**Figure record extracts:**
[start]

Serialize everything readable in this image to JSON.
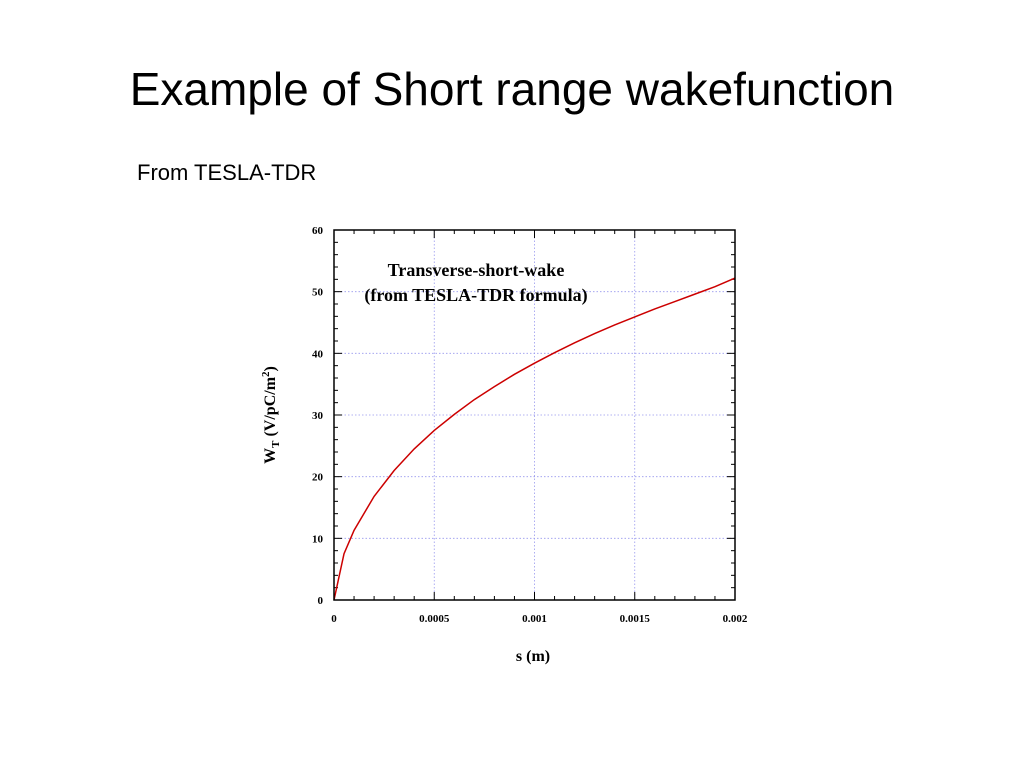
{
  "slide": {
    "title": "Example of Short range wakefunction",
    "subtitle": "From TESLA-TDR"
  },
  "chart_data": {
    "type": "line",
    "annotation": [
      "Transverse-short-wake",
      "(from TESLA-TDR formula)"
    ],
    "xlabel": "s (m)",
    "ylabel": {
      "main": "W",
      "sub": "T",
      "units_pre": " (V/pC/m",
      "sup": "2",
      "units_post": ")"
    },
    "xlim": [
      0,
      0.002
    ],
    "ylim": [
      0,
      60
    ],
    "x_ticks": [
      "0",
      "0.0005",
      "0.001",
      "0.0015",
      "0.002"
    ],
    "y_ticks": [
      "0",
      "10",
      "20",
      "30",
      "40",
      "50",
      "60"
    ],
    "grid": true,
    "line_color": "#cc0000",
    "grid_color": "#9999ee",
    "series": [
      {
        "x": [
          0,
          5e-05,
          0.0001,
          0.0002,
          0.0003,
          0.0004,
          0.0005,
          0.0006,
          0.0007,
          0.0008,
          0.0009,
          0.001,
          0.0011,
          0.0012,
          0.0013,
          0.0014,
          0.0015,
          0.0016,
          0.0017,
          0.0018,
          0.0019,
          0.002
        ],
        "y": [
          0,
          7.5,
          11.3,
          16.8,
          21.0,
          24.5,
          27.5,
          30.1,
          32.5,
          34.6,
          36.6,
          38.4,
          40.1,
          41.7,
          43.2,
          44.6,
          45.9,
          47.2,
          48.4,
          49.6,
          50.8,
          52.2
        ]
      }
    ]
  }
}
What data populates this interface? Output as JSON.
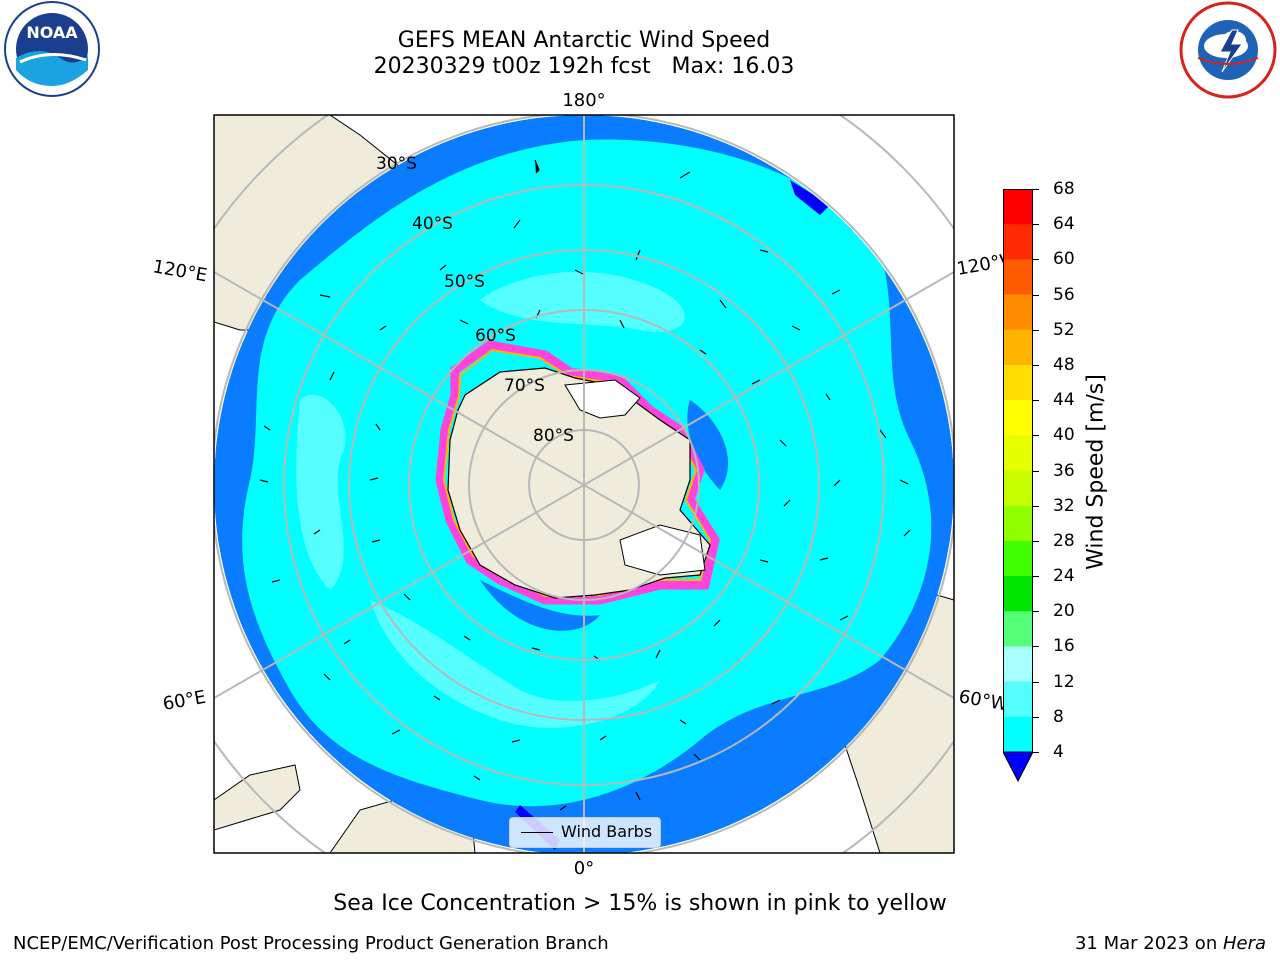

[end]

**Exercise:** Reproduce each record above by retyping it exactly; omit all images.

**Response to this exercise:**
Serialize everything readable in this image to JSON.
{
  "slide": {
    "title": "Example of Short range wakefunction",
    "subtitle": "From TESLA-TDR"
  },
  "chart_data": {
    "type": "line",
    "annotation": [
      "Transverse-short-wake",
      "(from TESLA-TDR formula)"
    ],
    "xlabel": "s (m)",
    "ylabel": {
      "main": "W",
      "sub": "T",
      "units_pre": " (V/pC/m",
      "sup": "2",
      "units_post": ")"
    },
    "xlim": [
      0,
      0.002
    ],
    "ylim": [
      0,
      60
    ],
    "x_ticks": [
      "0",
      "0.0005",
      "0.001",
      "0.0015",
      "0.002"
    ],
    "y_ticks": [
      "0",
      "10",
      "20",
      "30",
      "40",
      "50",
      "60"
    ],
    "grid": true,
    "line_color": "#cc0000",
    "grid_color": "#9999ee",
    "series": [
      {
        "x": [
          0,
          5e-05,
          0.0001,
          0.0002,
          0.0003,
          0.0004,
          0.0005,
          0.0006,
          0.0007,
          0.0008,
          0.0009,
          0.001,
          0.0011,
          0.0012,
          0.0013,
          0.0014,
          0.0015,
          0.0016,
          0.0017,
          0.0018,
          0.0019,
          0.002
        ],
        "y": [
          0,
          7.5,
          11.3,
          16.8,
          21.0,
          24.5,
          27.5,
          30.1,
          32.5,
          34.6,
          36.6,
          38.4,
          40.1,
          41.7,
          43.2,
          44.6,
          45.9,
          47.2,
          48.4,
          49.6,
          50.8,
          52.2
        ]
      }
    ]
  }
}
What data populates this interface? Output as JSON.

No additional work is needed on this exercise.